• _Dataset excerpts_
[START]

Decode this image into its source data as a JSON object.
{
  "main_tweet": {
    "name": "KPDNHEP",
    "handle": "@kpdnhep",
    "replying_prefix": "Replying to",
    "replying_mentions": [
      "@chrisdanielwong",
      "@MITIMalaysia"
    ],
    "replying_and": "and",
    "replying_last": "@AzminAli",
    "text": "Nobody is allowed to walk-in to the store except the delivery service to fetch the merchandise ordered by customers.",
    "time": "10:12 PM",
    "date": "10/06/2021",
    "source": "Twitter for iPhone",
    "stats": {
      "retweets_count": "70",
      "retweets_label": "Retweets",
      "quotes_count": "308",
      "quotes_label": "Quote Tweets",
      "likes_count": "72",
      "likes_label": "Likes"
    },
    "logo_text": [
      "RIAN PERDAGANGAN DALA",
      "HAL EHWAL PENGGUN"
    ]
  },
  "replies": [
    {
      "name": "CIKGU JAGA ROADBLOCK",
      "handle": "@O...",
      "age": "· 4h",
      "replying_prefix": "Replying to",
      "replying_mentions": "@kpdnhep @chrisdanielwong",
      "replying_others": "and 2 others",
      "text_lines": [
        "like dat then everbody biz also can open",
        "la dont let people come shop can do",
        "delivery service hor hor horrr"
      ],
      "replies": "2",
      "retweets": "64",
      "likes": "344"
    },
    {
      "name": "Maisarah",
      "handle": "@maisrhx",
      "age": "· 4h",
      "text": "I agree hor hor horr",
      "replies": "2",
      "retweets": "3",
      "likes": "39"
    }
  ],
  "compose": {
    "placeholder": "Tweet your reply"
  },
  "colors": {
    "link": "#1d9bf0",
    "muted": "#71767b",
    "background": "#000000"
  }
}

[END]
[START]

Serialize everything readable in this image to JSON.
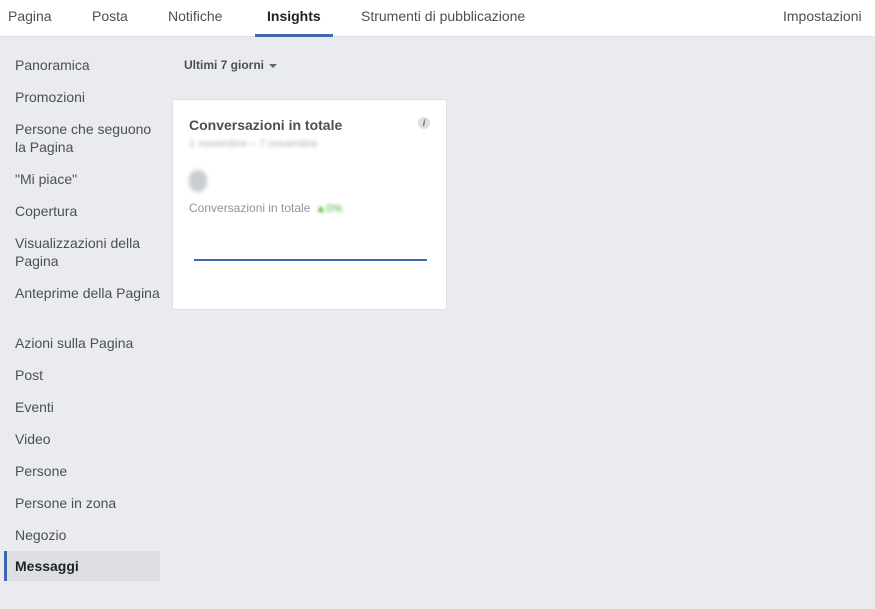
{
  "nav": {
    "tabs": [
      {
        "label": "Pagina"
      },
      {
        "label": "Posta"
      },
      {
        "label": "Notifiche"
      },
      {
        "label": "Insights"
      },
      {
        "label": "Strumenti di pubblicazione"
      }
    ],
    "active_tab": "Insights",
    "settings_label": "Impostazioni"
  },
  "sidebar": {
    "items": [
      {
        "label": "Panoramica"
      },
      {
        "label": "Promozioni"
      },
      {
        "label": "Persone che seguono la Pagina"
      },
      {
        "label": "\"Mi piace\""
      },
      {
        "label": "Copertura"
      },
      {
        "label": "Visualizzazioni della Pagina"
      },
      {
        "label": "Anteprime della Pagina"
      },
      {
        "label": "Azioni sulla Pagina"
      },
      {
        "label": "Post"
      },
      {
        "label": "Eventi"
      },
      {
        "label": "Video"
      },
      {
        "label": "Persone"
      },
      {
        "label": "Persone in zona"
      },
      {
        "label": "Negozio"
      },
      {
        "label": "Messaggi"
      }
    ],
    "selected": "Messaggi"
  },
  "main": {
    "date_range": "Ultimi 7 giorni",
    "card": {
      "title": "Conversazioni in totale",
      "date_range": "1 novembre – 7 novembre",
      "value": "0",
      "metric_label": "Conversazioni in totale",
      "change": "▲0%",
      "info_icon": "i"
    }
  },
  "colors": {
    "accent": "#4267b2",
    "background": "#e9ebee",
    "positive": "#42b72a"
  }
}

[END]
[START]

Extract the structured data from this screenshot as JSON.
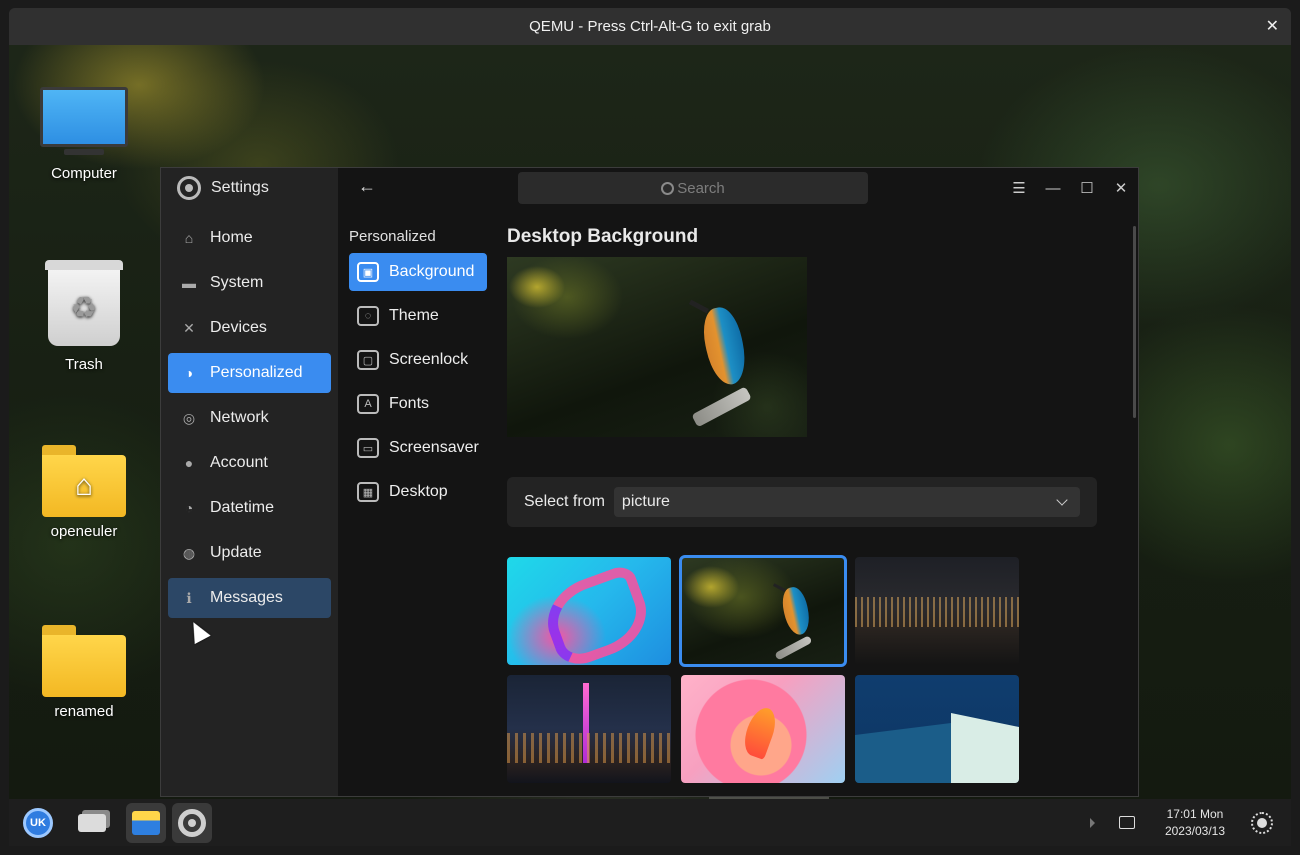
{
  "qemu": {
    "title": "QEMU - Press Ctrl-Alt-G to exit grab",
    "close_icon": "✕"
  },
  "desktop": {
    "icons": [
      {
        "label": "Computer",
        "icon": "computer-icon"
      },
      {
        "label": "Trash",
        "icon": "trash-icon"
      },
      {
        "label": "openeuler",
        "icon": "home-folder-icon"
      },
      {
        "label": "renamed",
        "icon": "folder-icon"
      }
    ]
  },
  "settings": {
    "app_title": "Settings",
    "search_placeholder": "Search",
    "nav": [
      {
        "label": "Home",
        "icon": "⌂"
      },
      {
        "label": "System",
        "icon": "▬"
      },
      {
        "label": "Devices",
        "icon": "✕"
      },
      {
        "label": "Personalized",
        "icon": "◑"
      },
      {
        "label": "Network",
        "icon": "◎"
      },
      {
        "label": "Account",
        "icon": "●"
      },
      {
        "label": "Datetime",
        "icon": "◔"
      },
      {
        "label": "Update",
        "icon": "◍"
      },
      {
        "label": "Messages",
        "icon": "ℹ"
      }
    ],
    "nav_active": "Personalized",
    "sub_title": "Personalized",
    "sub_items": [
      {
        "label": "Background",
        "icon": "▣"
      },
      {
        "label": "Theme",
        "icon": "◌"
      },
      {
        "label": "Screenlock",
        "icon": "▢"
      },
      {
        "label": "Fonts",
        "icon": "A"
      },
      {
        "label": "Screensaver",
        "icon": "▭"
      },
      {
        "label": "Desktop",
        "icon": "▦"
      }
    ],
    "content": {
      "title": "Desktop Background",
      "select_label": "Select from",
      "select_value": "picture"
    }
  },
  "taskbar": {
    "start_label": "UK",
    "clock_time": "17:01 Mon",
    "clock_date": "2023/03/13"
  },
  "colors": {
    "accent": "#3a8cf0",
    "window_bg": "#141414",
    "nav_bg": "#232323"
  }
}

[END]

• _PROBLEM STATEMENT_
Within the data above, count the lines that contain the string "Pagina"; the reply is the number alone.

• _ANSWER_
5